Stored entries
= = = = =

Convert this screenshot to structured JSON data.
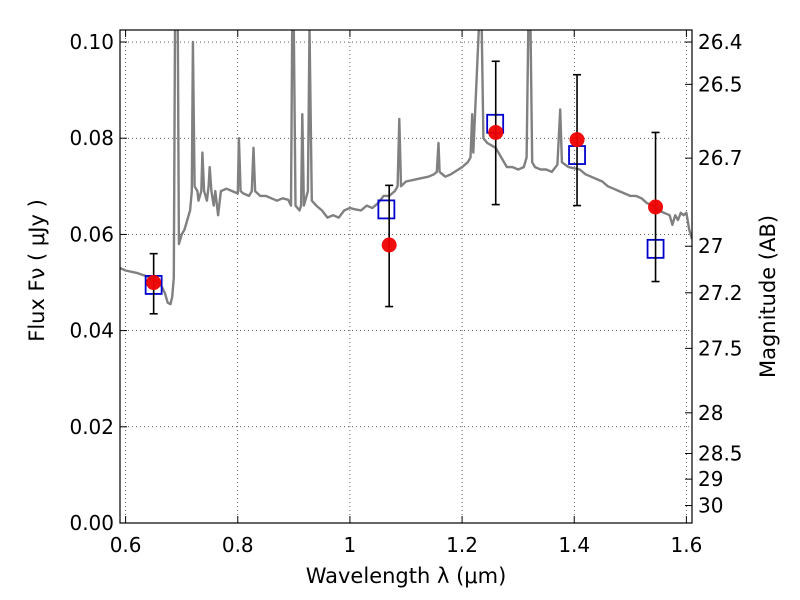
{
  "chart_data": {
    "type": "scatter",
    "xlabel": "Wavelength  λ (μm)",
    "ylabel": "Flux  Fν  ( μJy )",
    "y2label": "Magnitude (AB)",
    "xlim": [
      0.59,
      1.61
    ],
    "ylim": [
      0.0,
      0.1025
    ],
    "grid": true,
    "x_ticks": [
      {
        "value": 0.6,
        "label": "0.6"
      },
      {
        "value": 0.8,
        "label": "0.8"
      },
      {
        "value": 1.0,
        "label": "1"
      },
      {
        "value": 1.2,
        "label": "1.2"
      },
      {
        "value": 1.4,
        "label": "1.4"
      },
      {
        "value": 1.6,
        "label": "1.6"
      }
    ],
    "y_ticks": [
      {
        "value": 0.0,
        "label": "0.00"
      },
      {
        "value": 0.02,
        "label": "0.02"
      },
      {
        "value": 0.04,
        "label": "0.04"
      },
      {
        "value": 0.06,
        "label": "0.06"
      },
      {
        "value": 0.08,
        "label": "0.08"
      },
      {
        "value": 0.1,
        "label": "0.10"
      }
    ],
    "mag_ticks": [
      {
        "mag": 26.4,
        "label": "26.4"
      },
      {
        "mag": 26.5,
        "label": "26.5"
      },
      {
        "mag": 26.7,
        "label": "26.7"
      },
      {
        "mag": 27.0,
        "label": "27"
      },
      {
        "mag": 27.2,
        "label": "27.2"
      },
      {
        "mag": 27.5,
        "label": "27.5"
      },
      {
        "mag": 28.0,
        "label": "28"
      },
      {
        "mag": 28.5,
        "label": "28.5"
      },
      {
        "mag": 29.0,
        "label": "29"
      },
      {
        "mag": 30.0,
        "label": "30"
      }
    ],
    "series": [
      {
        "kind": "line",
        "color": "#808080",
        "points": [
          [
            0.59,
            0.053
          ],
          [
            0.6,
            0.0525
          ],
          [
            0.62,
            0.052
          ],
          [
            0.64,
            0.0512
          ],
          [
            0.65,
            0.0505
          ],
          [
            0.655,
            0.0502
          ],
          [
            0.66,
            0.05
          ],
          [
            0.665,
            0.049
          ],
          [
            0.67,
            0.0478
          ],
          [
            0.675,
            0.0458
          ],
          [
            0.68,
            0.0455
          ],
          [
            0.683,
            0.047
          ],
          [
            0.686,
            0.051
          ],
          [
            0.688,
            0.103
          ],
          [
            0.693,
            0.103
          ],
          [
            0.695,
            0.058
          ],
          [
            0.7,
            0.06
          ],
          [
            0.705,
            0.061
          ],
          [
            0.71,
            0.063
          ],
          [
            0.715,
            0.065
          ],
          [
            0.718,
            0.069
          ],
          [
            0.72,
            0.1
          ],
          [
            0.723,
            0.07
          ],
          [
            0.728,
            0.069
          ],
          [
            0.73,
            0.067
          ],
          [
            0.735,
            0.069
          ],
          [
            0.737,
            0.077
          ],
          [
            0.74,
            0.069
          ],
          [
            0.745,
            0.067
          ],
          [
            0.748,
            0.07
          ],
          [
            0.75,
            0.074
          ],
          [
            0.753,
            0.069
          ],
          [
            0.757,
            0.066
          ],
          [
            0.76,
            0.069
          ],
          [
            0.765,
            0.064
          ],
          [
            0.77,
            0.069
          ],
          [
            0.78,
            0.0695
          ],
          [
            0.79,
            0.069
          ],
          [
            0.8,
            0.0685
          ],
          [
            0.802,
            0.08
          ],
          [
            0.805,
            0.069
          ],
          [
            0.81,
            0.0685
          ],
          [
            0.82,
            0.068
          ],
          [
            0.825,
            0.069
          ],
          [
            0.828,
            0.078
          ],
          [
            0.831,
            0.069
          ],
          [
            0.84,
            0.068
          ],
          [
            0.85,
            0.068
          ],
          [
            0.86,
            0.0675
          ],
          [
            0.87,
            0.067
          ],
          [
            0.88,
            0.0675
          ],
          [
            0.89,
            0.0672
          ],
          [
            0.895,
            0.066
          ],
          [
            0.897,
            0.103
          ],
          [
            0.9,
            0.103
          ],
          [
            0.903,
            0.066
          ],
          [
            0.91,
            0.065
          ],
          [
            0.913,
            0.066
          ],
          [
            0.915,
            0.085
          ],
          [
            0.918,
            0.066
          ],
          [
            0.925,
            0.069
          ],
          [
            0.928,
            0.103
          ],
          [
            0.932,
            0.067
          ],
          [
            0.94,
            0.066
          ],
          [
            0.95,
            0.065
          ],
          [
            0.96,
            0.0635
          ],
          [
            0.97,
            0.064
          ],
          [
            0.98,
            0.0635
          ],
          [
            0.99,
            0.065
          ],
          [
            1.0,
            0.0655
          ],
          [
            1.01,
            0.0652
          ],
          [
            1.02,
            0.065
          ],
          [
            1.03,
            0.066
          ],
          [
            1.04,
            0.0655
          ],
          [
            1.05,
            0.0665
          ],
          [
            1.06,
            0.068
          ],
          [
            1.07,
            0.068
          ],
          [
            1.08,
            0.069
          ],
          [
            1.085,
            0.07
          ],
          [
            1.088,
            0.084
          ],
          [
            1.091,
            0.07
          ],
          [
            1.1,
            0.071
          ],
          [
            1.12,
            0.0715
          ],
          [
            1.14,
            0.072
          ],
          [
            1.15,
            0.0725
          ],
          [
            1.155,
            0.073
          ],
          [
            1.158,
            0.079
          ],
          [
            1.16,
            0.073
          ],
          [
            1.17,
            0.072
          ],
          [
            1.18,
            0.0725
          ],
          [
            1.2,
            0.074
          ],
          [
            1.21,
            0.075
          ],
          [
            1.215,
            0.076
          ],
          [
            1.218,
            0.085
          ],
          [
            1.22,
            0.077
          ],
          [
            1.23,
            0.103
          ],
          [
            1.235,
            0.103
          ],
          [
            1.238,
            0.08
          ],
          [
            1.245,
            0.079
          ],
          [
            1.26,
            0.078
          ],
          [
            1.27,
            0.076
          ],
          [
            1.28,
            0.074
          ],
          [
            1.29,
            0.074
          ],
          [
            1.3,
            0.0735
          ],
          [
            1.31,
            0.074
          ],
          [
            1.315,
            0.076
          ],
          [
            1.318,
            0.103
          ],
          [
            1.322,
            0.103
          ],
          [
            1.325,
            0.075
          ],
          [
            1.33,
            0.074
          ],
          [
            1.34,
            0.0735
          ],
          [
            1.35,
            0.0735
          ],
          [
            1.36,
            0.073
          ],
          [
            1.37,
            0.0745
          ],
          [
            1.375,
            0.086
          ],
          [
            1.378,
            0.075
          ],
          [
            1.39,
            0.074
          ],
          [
            1.41,
            0.0735
          ],
          [
            1.42,
            0.0725
          ],
          [
            1.43,
            0.072
          ],
          [
            1.44,
            0.0715
          ],
          [
            1.45,
            0.071
          ],
          [
            1.46,
            0.07
          ],
          [
            1.47,
            0.0695
          ],
          [
            1.48,
            0.069
          ],
          [
            1.49,
            0.0685
          ],
          [
            1.5,
            0.068
          ],
          [
            1.51,
            0.068
          ],
          [
            1.52,
            0.0675
          ],
          [
            1.53,
            0.0665
          ],
          [
            1.54,
            0.066
          ],
          [
            1.55,
            0.065
          ],
          [
            1.56,
            0.0645
          ],
          [
            1.57,
            0.064
          ],
          [
            1.575,
            0.062
          ],
          [
            1.58,
            0.064
          ],
          [
            1.585,
            0.063
          ],
          [
            1.59,
            0.0645
          ],
          [
            1.595,
            0.064
          ],
          [
            1.6,
            0.0645
          ],
          [
            1.605,
            0.061
          ],
          [
            1.61,
            0.059
          ]
        ]
      },
      {
        "kind": "squares",
        "color": "#0000cc",
        "points": [
          [
            0.65,
            0.0495
          ],
          [
            1.065,
            0.0652
          ],
          [
            1.259,
            0.083
          ],
          [
            1.405,
            0.0765
          ],
          [
            1.545,
            0.057
          ]
        ]
      },
      {
        "kind": "points-with-errorbars",
        "color": "#ee0000",
        "errcolor": "#000000",
        "points": [
          {
            "x": 0.65,
            "y": 0.05,
            "lo": 0.0435,
            "hi": 0.056
          },
          {
            "x": 1.07,
            "y": 0.0578,
            "lo": 0.045,
            "hi": 0.0702
          },
          {
            "x": 1.26,
            "y": 0.0812,
            "lo": 0.0662,
            "hi": 0.096
          },
          {
            "x": 1.405,
            "y": 0.0797,
            "lo": 0.066,
            "hi": 0.0932
          },
          {
            "x": 1.545,
            "y": 0.0657,
            "lo": 0.0502,
            "hi": 0.0812
          }
        ]
      }
    ]
  }
}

= = = = =

Search the data above for the word "kind", then gather each line in which it appears.

        "kind": "line",
        "kind": "squares",
        "kind": "points-with-errorbars",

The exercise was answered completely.